▸ TO DO:
Which lines of the entries below contain the string "营业收入"? Copy each of those lines, treating case as significant.

* begin MATERIAL SHOWN *

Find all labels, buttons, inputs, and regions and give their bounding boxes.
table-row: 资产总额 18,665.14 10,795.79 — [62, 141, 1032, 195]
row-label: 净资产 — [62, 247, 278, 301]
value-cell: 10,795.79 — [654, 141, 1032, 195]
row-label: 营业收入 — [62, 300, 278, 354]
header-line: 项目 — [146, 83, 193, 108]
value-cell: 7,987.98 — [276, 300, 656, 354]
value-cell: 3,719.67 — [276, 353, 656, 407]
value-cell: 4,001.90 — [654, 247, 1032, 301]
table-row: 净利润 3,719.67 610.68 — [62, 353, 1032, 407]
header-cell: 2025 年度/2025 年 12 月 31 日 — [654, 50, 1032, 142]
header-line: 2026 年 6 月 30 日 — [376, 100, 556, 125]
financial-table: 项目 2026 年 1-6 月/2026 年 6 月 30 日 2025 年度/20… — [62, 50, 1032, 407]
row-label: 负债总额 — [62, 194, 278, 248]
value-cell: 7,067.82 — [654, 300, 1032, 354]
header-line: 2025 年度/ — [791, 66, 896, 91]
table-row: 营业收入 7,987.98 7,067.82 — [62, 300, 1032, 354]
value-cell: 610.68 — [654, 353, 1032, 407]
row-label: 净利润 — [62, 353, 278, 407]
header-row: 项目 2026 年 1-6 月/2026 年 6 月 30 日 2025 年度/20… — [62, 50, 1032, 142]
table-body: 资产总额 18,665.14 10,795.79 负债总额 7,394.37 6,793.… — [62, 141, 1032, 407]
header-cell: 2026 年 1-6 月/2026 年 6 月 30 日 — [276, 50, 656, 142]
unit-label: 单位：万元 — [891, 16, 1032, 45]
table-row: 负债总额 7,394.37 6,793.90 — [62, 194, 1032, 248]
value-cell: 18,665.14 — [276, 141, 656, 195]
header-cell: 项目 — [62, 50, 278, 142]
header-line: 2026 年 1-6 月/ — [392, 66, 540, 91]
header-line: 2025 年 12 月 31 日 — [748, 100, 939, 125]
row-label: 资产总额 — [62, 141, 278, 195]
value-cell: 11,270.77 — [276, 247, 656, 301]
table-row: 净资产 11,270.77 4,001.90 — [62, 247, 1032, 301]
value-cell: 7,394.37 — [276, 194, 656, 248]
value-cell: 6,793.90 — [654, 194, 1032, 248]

* end MATERIAL SHOWN *

▸ CORRECT RESULT:
row-label: 营业收入 — [62, 300, 278, 354]
table-row: 营业收入 7,987.98 7,067.82 — [62, 300, 1032, 354]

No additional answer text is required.